start

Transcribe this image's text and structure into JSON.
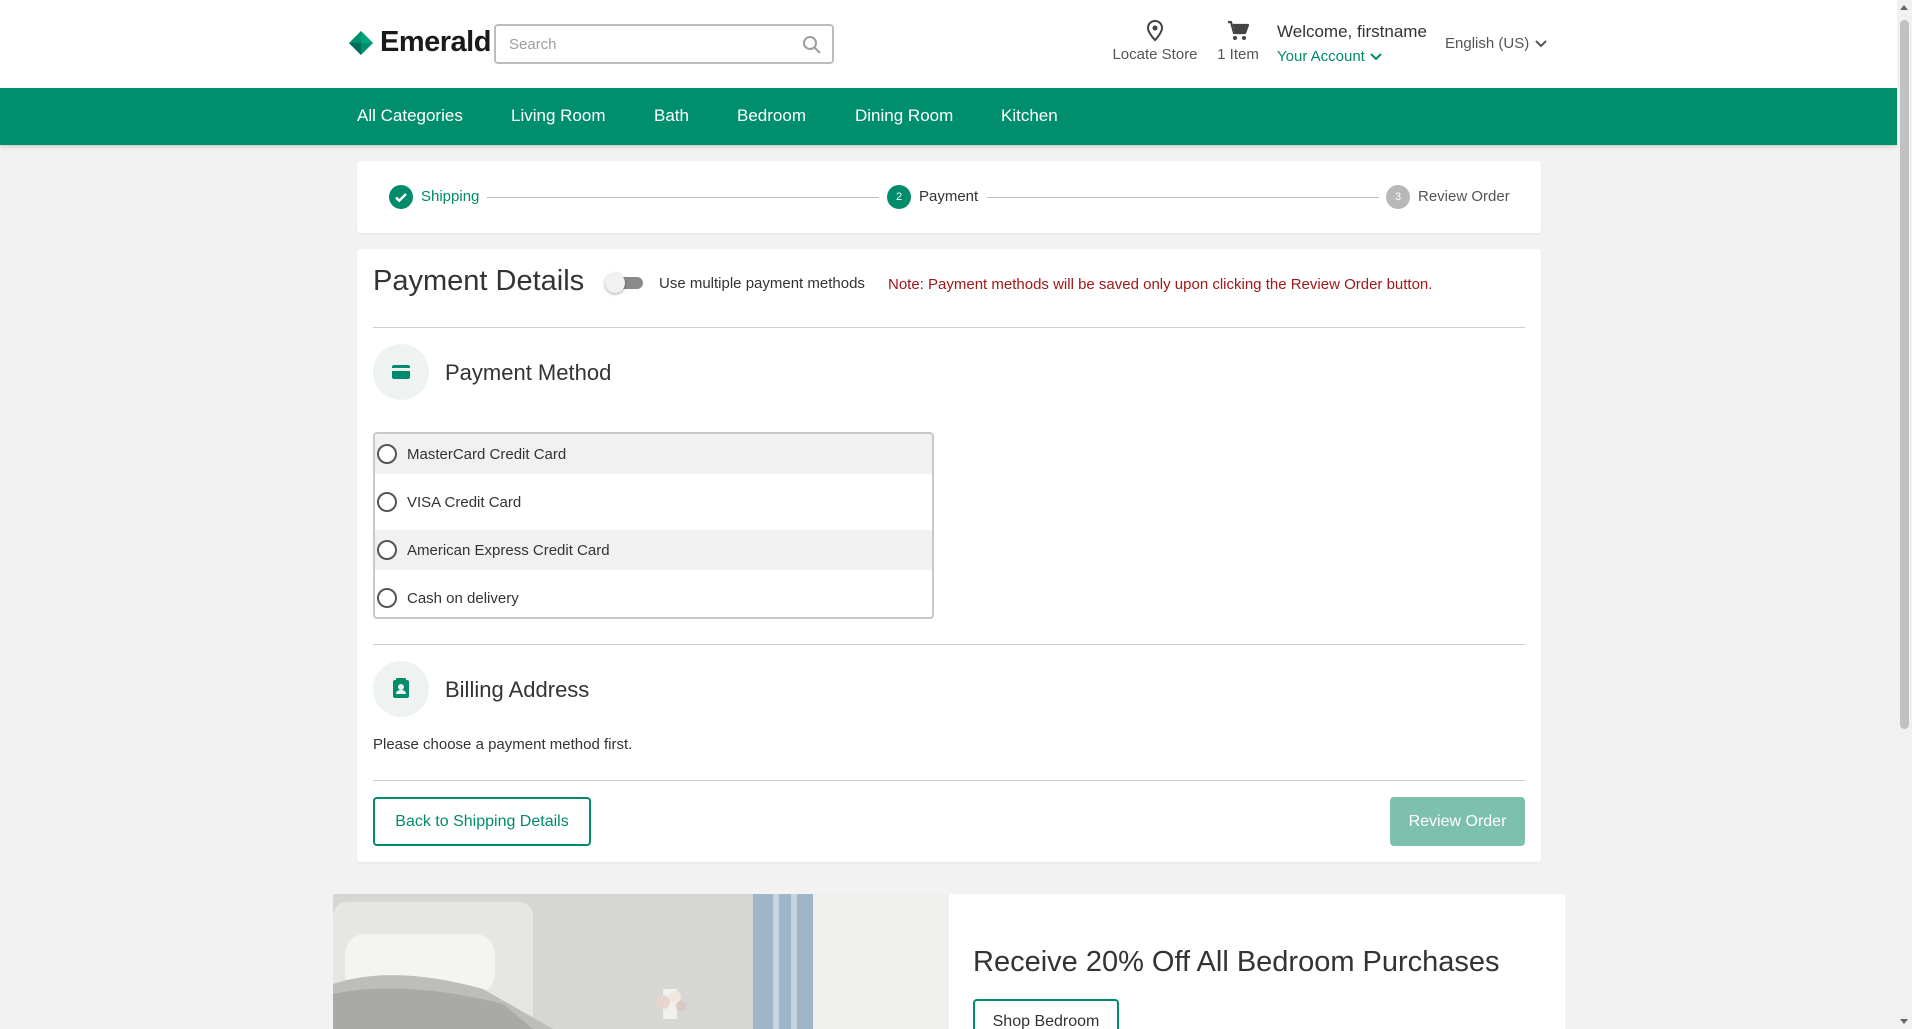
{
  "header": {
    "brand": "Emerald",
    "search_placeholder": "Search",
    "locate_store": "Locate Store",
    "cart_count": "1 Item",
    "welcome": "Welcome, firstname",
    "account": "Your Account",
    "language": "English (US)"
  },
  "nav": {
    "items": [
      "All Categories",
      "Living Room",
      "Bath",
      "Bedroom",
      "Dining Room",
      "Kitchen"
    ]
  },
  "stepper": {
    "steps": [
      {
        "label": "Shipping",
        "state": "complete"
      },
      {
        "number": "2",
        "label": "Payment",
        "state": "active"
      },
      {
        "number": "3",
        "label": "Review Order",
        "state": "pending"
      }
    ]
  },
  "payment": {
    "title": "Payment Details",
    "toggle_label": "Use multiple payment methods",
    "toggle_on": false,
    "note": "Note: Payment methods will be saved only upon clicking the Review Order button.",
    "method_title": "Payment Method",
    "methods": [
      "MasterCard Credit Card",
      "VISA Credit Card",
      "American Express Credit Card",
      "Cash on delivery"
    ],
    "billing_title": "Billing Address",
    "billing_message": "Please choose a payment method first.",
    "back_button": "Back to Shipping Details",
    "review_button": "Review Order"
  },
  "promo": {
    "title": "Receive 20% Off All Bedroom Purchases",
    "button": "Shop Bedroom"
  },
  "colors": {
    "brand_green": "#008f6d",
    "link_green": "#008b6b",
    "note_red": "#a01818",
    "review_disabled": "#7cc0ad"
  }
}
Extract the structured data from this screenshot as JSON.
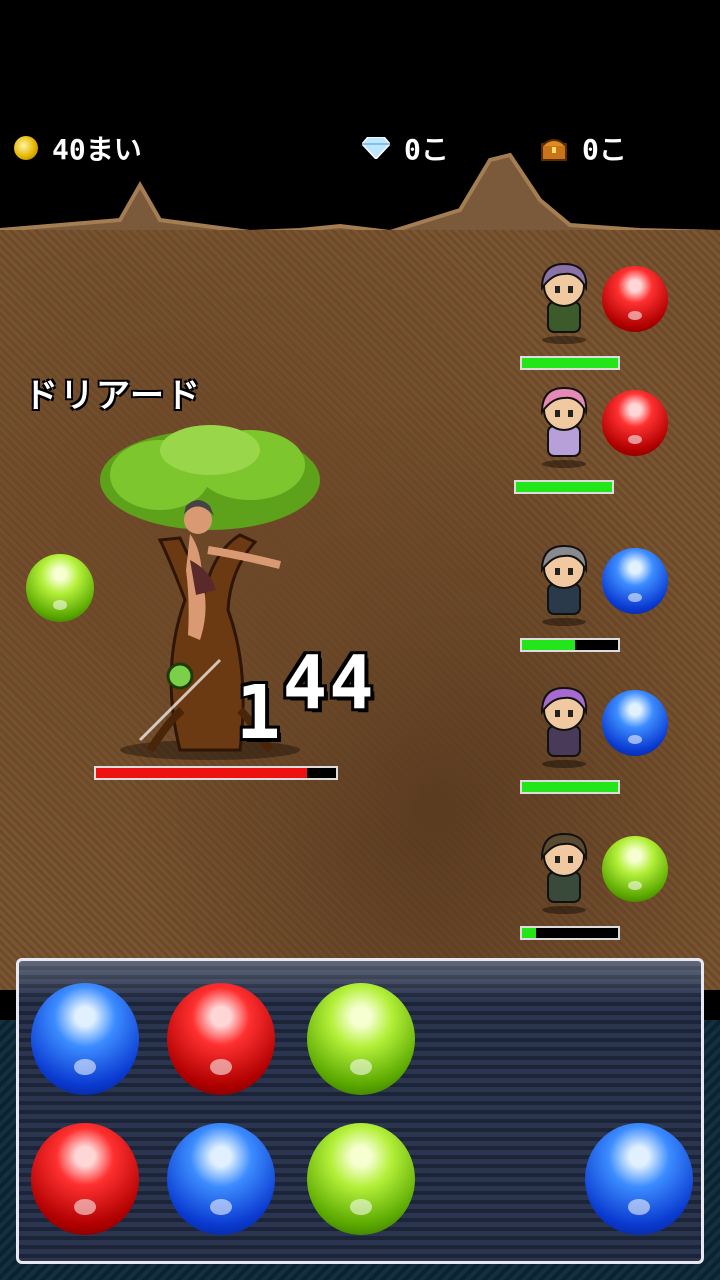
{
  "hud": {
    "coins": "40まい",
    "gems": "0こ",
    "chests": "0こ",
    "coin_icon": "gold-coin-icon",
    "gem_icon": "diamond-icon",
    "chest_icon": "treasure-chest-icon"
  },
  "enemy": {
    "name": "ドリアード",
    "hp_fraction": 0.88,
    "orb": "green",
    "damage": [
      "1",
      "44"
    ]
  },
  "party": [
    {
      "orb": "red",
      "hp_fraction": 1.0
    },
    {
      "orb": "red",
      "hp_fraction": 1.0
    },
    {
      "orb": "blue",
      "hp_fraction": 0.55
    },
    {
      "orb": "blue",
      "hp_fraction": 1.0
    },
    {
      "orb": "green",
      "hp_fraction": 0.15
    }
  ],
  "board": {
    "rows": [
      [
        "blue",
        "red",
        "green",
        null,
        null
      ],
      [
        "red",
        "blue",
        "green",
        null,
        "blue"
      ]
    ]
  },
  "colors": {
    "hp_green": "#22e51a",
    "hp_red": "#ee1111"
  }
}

end

▶ **Given request**:
Search the entries for the word "Credit" and copy every line that has it.

▶ **Expected answer**:
      "MasterCard Credit Card",
      "VISA Credit Card",
      "American Express Credit Card",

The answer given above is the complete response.